--- start ---

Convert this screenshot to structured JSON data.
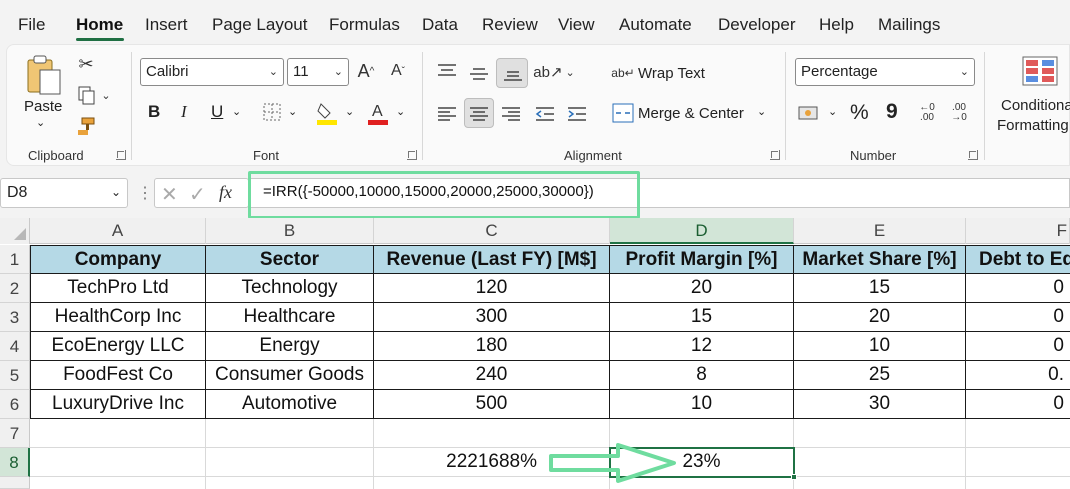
{
  "menu": {
    "items": [
      "File",
      "Home",
      "Insert",
      "Page Layout",
      "Formulas",
      "Data",
      "Review",
      "View",
      "Automate",
      "Developer",
      "Help",
      "Mailings"
    ]
  },
  "ribbon": {
    "clipboard": {
      "paste_label": "Paste",
      "group_label": "Clipboard"
    },
    "font": {
      "font_name": "Calibri",
      "font_size": "11",
      "bold": "B",
      "italic": "I",
      "underline": "U",
      "group_label": "Font"
    },
    "alignment": {
      "wrap_text": "Wrap Text",
      "merge_center": "Merge & Center",
      "group_label": "Alignment"
    },
    "number": {
      "format": "Percentage",
      "percent": "%",
      "comma": "9",
      "group_label": "Number"
    },
    "styles": {
      "conditional_line1": "Conditional",
      "conditional_line2": "Formatting"
    }
  },
  "formula_bar": {
    "name_box": "D8",
    "fx": "fx",
    "formula": "=IRR({-50000,10000,15000,20000,25000,30000})"
  },
  "sheet": {
    "columns": [
      "A",
      "B",
      "C",
      "D",
      "E",
      "F"
    ],
    "rows": [
      "1",
      "2",
      "3",
      "4",
      "5",
      "6",
      "7",
      "8"
    ],
    "headers": [
      "Company",
      "Sector",
      "Revenue (Last FY) [M$]",
      "Profit Margin [%]",
      "Market Share [%]",
      "Debt to Eq"
    ],
    "data": [
      [
        "TechPro Ltd",
        "Technology",
        "120",
        "20",
        "15",
        "0"
      ],
      [
        "HealthCorp Inc",
        "Healthcare",
        "300",
        "15",
        "20",
        "0"
      ],
      [
        "EcoEnergy LLC",
        "Energy",
        "180",
        "12",
        "10",
        "0"
      ],
      [
        "FoodFest Co",
        "Consumer Goods",
        "240",
        "8",
        "25",
        "0."
      ],
      [
        "LuxuryDrive Inc",
        "Automotive",
        "500",
        "10",
        "30",
        "0"
      ]
    ],
    "c8": "2221688%",
    "d8": "23%"
  },
  "colors": {
    "accent": "#1f7244",
    "header_fill": "#b5d9e6",
    "highlight": "#6fdc9f",
    "font_color_bar": "#e02020",
    "fill_color_bar": "#ffe600"
  }
}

--- end ---

▶ _STATED GOAL_:
Pictures are to be left out; the records above must be repeated word for word.

▶ _WRITTEN SOLUTION_:
Convert this screenshot to structured JSON data.
{
  "menu": {
    "items": [
      "File",
      "Home",
      "Insert",
      "Page Layout",
      "Formulas",
      "Data",
      "Review",
      "View",
      "Automate",
      "Developer",
      "Help",
      "Mailings"
    ]
  },
  "ribbon": {
    "clipboard": {
      "paste_label": "Paste",
      "group_label": "Clipboard"
    },
    "font": {
      "font_name": "Calibri",
      "font_size": "11",
      "bold": "B",
      "italic": "I",
      "underline": "U",
      "group_label": "Font"
    },
    "alignment": {
      "wrap_text": "Wrap Text",
      "merge_center": "Merge & Center",
      "group_label": "Alignment"
    },
    "number": {
      "format": "Percentage",
      "percent": "%",
      "comma": "9",
      "group_label": "Number"
    },
    "styles": {
      "conditional_line1": "Conditional",
      "conditional_line2": "Formatting"
    }
  },
  "formula_bar": {
    "name_box": "D8",
    "fx": "fx",
    "formula": "=IRR({-50000,10000,15000,20000,25000,30000})"
  },
  "sheet": {
    "columns": [
      "A",
      "B",
      "C",
      "D",
      "E",
      "F"
    ],
    "rows": [
      "1",
      "2",
      "3",
      "4",
      "5",
      "6",
      "7",
      "8"
    ],
    "headers": [
      "Company",
      "Sector",
      "Revenue (Last FY) [M$]",
      "Profit Margin [%]",
      "Market Share [%]",
      "Debt to Eq"
    ],
    "data": [
      [
        "TechPro Ltd",
        "Technology",
        "120",
        "20",
        "15",
        "0"
      ],
      [
        "HealthCorp Inc",
        "Healthcare",
        "300",
        "15",
        "20",
        "0"
      ],
      [
        "EcoEnergy LLC",
        "Energy",
        "180",
        "12",
        "10",
        "0"
      ],
      [
        "FoodFest Co",
        "Consumer Goods",
        "240",
        "8",
        "25",
        "0."
      ],
      [
        "LuxuryDrive Inc",
        "Automotive",
        "500",
        "10",
        "30",
        "0"
      ]
    ],
    "c8": "2221688%",
    "d8": "23%"
  },
  "colors": {
    "accent": "#1f7244",
    "header_fill": "#b5d9e6",
    "highlight": "#6fdc9f",
    "font_color_bar": "#e02020",
    "fill_color_bar": "#ffe600"
  }
}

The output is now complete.